— start —

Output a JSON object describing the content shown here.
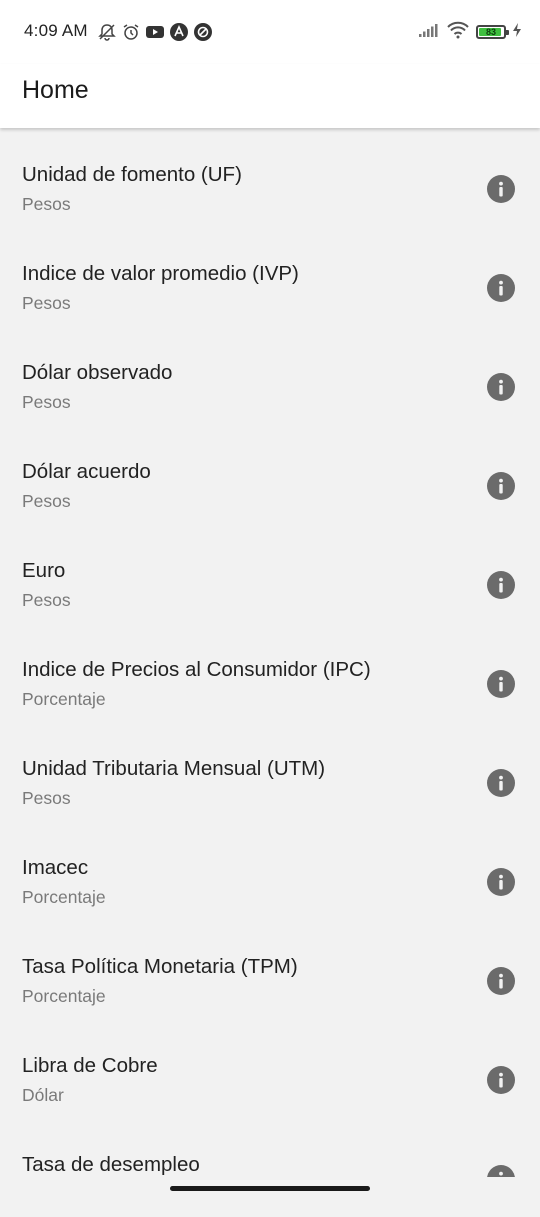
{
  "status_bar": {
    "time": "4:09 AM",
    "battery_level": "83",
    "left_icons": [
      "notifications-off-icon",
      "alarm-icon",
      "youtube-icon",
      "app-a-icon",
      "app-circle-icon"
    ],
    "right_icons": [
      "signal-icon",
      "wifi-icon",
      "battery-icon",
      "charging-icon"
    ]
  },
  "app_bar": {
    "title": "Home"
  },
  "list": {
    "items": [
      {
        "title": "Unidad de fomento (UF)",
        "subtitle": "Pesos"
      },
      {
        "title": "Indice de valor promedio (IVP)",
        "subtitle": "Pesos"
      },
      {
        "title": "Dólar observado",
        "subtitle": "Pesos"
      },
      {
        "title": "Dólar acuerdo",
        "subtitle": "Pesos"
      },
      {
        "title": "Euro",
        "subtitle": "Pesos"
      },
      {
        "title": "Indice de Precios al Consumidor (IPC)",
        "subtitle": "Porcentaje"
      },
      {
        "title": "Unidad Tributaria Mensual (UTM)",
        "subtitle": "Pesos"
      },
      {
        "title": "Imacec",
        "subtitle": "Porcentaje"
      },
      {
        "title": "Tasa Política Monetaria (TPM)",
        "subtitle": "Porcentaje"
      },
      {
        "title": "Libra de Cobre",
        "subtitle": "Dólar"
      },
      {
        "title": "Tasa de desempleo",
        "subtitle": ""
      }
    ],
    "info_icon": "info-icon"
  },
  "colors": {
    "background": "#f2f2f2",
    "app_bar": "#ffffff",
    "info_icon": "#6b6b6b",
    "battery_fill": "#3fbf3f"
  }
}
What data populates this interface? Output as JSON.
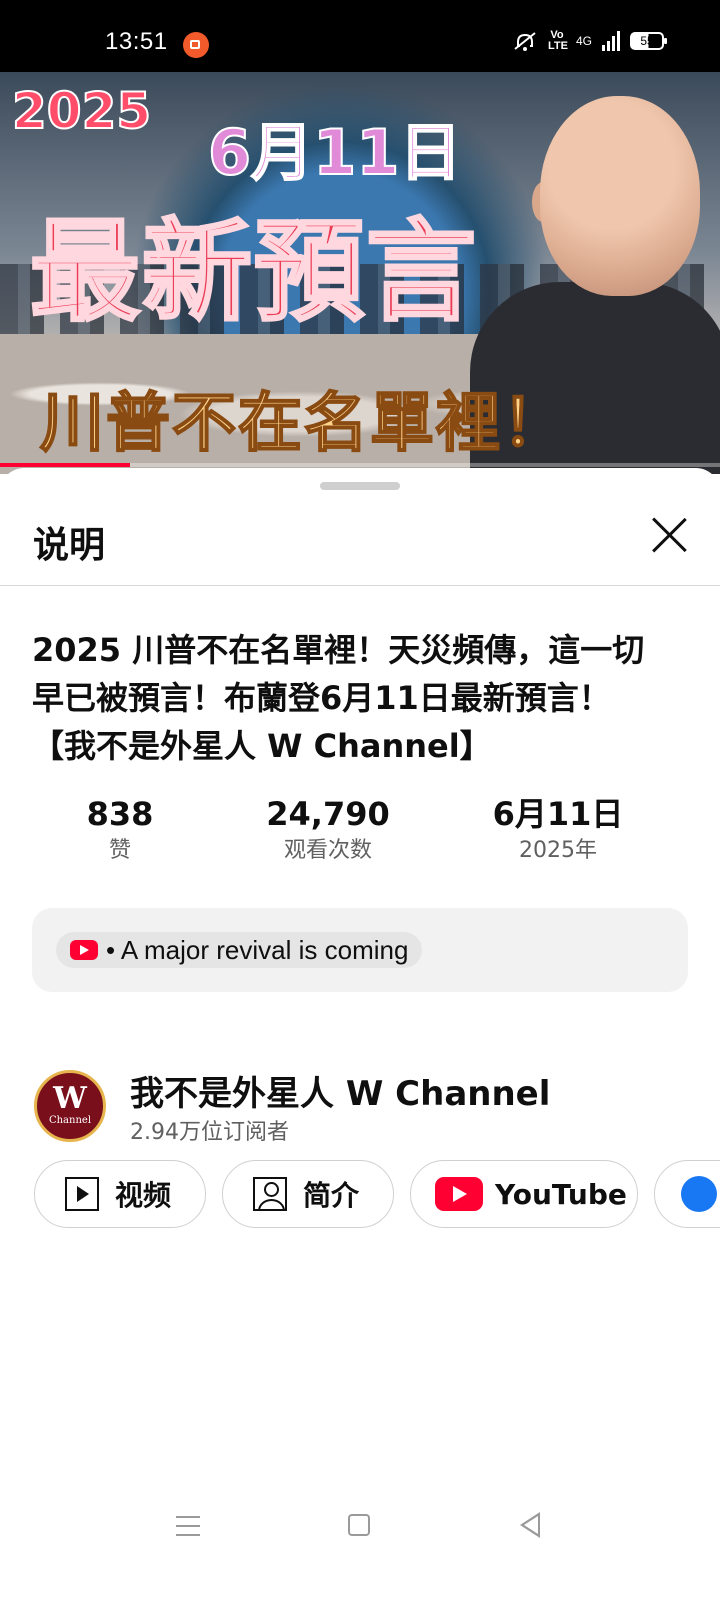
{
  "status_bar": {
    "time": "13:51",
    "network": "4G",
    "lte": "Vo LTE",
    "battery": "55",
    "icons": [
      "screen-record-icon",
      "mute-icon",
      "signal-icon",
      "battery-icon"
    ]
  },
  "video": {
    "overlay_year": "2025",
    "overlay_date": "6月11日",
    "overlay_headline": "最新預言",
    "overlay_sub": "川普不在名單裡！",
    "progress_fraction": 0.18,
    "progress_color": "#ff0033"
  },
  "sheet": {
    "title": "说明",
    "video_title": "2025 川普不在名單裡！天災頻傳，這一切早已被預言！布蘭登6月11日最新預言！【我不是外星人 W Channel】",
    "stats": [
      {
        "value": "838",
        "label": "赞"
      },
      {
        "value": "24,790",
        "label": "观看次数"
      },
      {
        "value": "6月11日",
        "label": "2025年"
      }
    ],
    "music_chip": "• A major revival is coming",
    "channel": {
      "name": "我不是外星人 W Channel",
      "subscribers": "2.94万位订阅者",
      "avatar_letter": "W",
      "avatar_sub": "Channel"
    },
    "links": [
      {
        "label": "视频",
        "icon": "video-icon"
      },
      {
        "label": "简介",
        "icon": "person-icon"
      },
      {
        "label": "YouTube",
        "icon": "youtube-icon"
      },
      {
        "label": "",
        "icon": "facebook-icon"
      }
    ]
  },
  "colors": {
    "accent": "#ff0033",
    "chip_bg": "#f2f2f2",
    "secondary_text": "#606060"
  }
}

— end —
— start —

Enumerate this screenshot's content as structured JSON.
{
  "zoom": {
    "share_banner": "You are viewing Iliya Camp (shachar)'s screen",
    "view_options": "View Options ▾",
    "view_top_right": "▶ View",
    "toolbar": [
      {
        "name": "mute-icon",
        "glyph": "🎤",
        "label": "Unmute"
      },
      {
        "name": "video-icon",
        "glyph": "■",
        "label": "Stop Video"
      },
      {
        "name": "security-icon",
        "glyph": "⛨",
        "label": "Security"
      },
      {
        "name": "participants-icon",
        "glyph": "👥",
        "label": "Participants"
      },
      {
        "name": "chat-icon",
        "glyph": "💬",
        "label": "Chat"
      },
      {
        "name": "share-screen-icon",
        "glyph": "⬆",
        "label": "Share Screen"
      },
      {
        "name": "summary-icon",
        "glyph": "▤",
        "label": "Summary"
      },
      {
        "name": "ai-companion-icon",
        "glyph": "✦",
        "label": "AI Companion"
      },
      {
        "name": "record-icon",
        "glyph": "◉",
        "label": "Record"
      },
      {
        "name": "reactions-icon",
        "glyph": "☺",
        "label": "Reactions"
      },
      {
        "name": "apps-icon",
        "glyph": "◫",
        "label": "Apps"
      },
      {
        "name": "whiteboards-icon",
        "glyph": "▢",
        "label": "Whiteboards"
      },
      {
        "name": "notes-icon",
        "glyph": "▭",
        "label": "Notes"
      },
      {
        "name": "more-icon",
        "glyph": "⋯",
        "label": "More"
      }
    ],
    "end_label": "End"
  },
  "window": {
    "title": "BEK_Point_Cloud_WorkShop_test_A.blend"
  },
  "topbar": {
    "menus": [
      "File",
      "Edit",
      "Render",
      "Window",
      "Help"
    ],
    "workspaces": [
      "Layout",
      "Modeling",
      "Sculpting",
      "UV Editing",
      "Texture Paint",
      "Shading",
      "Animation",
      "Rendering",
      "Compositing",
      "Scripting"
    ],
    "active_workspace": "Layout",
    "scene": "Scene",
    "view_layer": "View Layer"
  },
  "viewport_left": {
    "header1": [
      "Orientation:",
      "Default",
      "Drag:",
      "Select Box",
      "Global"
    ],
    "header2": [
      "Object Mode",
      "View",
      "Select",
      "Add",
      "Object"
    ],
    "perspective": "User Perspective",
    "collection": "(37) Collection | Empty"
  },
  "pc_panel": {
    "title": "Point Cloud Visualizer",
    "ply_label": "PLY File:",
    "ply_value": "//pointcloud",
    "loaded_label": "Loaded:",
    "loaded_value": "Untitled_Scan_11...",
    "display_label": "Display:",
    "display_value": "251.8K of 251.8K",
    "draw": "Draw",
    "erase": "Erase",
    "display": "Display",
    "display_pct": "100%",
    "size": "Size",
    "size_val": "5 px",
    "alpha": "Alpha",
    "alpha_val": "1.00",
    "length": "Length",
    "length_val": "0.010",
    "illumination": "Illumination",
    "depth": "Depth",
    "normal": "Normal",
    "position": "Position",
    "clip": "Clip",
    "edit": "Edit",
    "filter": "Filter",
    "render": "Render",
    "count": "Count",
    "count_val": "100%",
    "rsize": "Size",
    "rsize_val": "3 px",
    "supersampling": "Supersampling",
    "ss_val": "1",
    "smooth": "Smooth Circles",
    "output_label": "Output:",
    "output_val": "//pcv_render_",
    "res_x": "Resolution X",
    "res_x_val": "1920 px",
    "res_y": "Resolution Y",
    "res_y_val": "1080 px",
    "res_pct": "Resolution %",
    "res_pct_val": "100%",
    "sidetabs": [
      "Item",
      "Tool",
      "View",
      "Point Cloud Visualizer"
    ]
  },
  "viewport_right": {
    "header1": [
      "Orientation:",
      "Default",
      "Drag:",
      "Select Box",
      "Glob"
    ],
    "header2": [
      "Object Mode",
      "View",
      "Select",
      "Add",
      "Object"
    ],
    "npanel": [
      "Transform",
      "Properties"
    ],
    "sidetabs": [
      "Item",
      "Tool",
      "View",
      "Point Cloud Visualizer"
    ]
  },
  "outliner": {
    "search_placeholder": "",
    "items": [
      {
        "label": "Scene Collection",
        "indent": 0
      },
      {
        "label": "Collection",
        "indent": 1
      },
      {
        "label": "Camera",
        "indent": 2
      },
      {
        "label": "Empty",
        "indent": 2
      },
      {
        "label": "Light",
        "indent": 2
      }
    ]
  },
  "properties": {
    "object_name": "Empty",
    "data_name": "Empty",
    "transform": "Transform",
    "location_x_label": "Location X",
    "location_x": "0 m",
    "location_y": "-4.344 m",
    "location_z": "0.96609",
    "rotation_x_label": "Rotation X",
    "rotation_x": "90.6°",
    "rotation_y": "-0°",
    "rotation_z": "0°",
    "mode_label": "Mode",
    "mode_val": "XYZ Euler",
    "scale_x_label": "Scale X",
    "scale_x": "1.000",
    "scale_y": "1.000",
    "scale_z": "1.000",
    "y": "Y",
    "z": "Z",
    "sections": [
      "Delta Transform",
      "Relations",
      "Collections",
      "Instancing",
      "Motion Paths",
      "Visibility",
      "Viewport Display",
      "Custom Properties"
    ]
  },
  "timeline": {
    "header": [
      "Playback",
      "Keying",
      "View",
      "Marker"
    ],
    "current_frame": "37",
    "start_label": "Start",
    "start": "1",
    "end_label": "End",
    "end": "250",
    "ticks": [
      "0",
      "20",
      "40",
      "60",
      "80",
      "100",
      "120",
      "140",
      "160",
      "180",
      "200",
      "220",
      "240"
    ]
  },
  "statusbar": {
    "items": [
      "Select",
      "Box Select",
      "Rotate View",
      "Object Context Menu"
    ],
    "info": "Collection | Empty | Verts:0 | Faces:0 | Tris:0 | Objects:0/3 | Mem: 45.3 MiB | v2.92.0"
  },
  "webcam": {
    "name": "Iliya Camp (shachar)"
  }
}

— end —

§ **Instruction**
Where a line of the data holds "Camp", show that line.

§ **Solution for this exercise**
    "share_banner": "You are viewing Iliya Camp (shachar)'s screen",
    "name": "Iliya Camp (shachar)"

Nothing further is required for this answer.